▶ Dataset entries:
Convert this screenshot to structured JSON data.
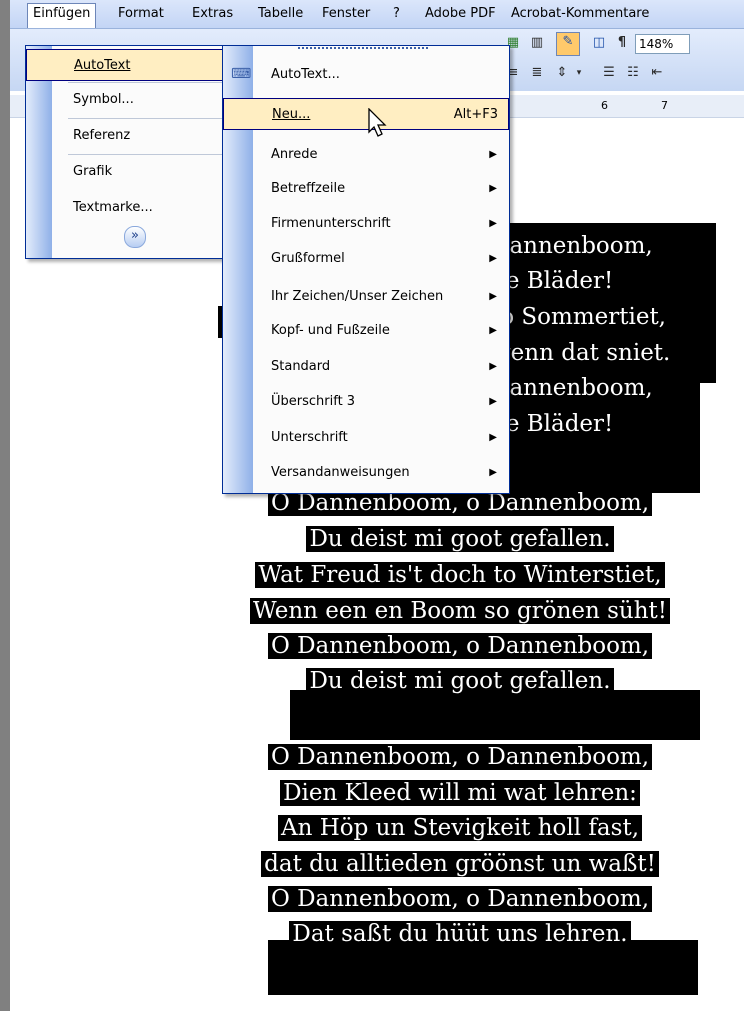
{
  "menubar": {
    "items": [
      {
        "label": "Einfügen",
        "active": true
      },
      {
        "label": "Format"
      },
      {
        "label": "Extras"
      },
      {
        "label": "Tabelle"
      },
      {
        "label": "Fenster"
      },
      {
        "label": "?"
      },
      {
        "label": "Adobe PDF"
      },
      {
        "label": "Acrobat-Kommentare"
      }
    ]
  },
  "toolbar": {
    "zoom": "148%",
    "icons": [
      "table-insert-icon",
      "columns-icon",
      "drawing-icon",
      "document-map-icon",
      "paragraph-mark-icon"
    ]
  },
  "ruler": {
    "marks": [
      "6",
      "7"
    ]
  },
  "insert_menu": {
    "items": [
      {
        "label": "AutoText",
        "submenu": true,
        "highlighted": true
      },
      {
        "label": "Symbol...",
        "submenu": false
      },
      {
        "label": "Referenz",
        "submenu": true
      },
      {
        "label": "Grafik",
        "submenu": true
      },
      {
        "label": "Textmarke...",
        "submenu": false
      }
    ],
    "expand_glyph": "»"
  },
  "autotext_submenu": {
    "items": [
      {
        "label": "AutoText...",
        "shortcut": "",
        "submenu": false
      },
      {
        "label": "Neu...",
        "shortcut": "Alt+F3",
        "submenu": false,
        "highlighted": true
      },
      {
        "label": "Anrede",
        "submenu": true
      },
      {
        "label": "Betreffzeile",
        "submenu": true
      },
      {
        "label": "Firmenunterschrift",
        "submenu": true
      },
      {
        "label": "Grußformel",
        "submenu": true
      },
      {
        "label": "Ihr Zeichen/Unser Zeichen",
        "submenu": true
      },
      {
        "label": "Kopf- und Fußzeile",
        "submenu": true
      },
      {
        "label": "Standard",
        "submenu": true
      },
      {
        "label": "Überschrift 3",
        "submenu": true
      },
      {
        "label": "Unterschrift",
        "submenu": true
      },
      {
        "label": "Versandanweisungen",
        "submenu": true
      }
    ]
  },
  "document": {
    "visible_lines_top": [
      "Dannenboom,",
      "ne Bläder!",
      "to Sommertiet,",
      "wenn dat sniet.",
      "Dannenboom,",
      "ne Bläder!"
    ],
    "stanza2": [
      "O Dannenboom, o Dannenboom,",
      "Du deist mi goot gefallen.",
      "Wat Freud is't doch to Winterstiet,",
      "Wenn een en Boom so grönen süht!",
      "O Dannenboom, o Dannenboom,",
      "Du deist mi goot gefallen."
    ],
    "stanza3": [
      "O Dannenboom, o Dannenboom,",
      "Dien Kleed will mi wat lehren:",
      "An Höp un Stevigkeit holl fast,",
      "dat du alltieden gröönst un waßt!",
      "O Dannenboom, o Dannenboom,",
      "Dat saßt du hüüt uns lehren."
    ]
  }
}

▶ Instructions to follow:
Every line holding "lehren" should be copied out.

▶ Full solution:
      "Dien Kleed will mi wat lehren:",
      "Dat saßt du hüüt uns lehren."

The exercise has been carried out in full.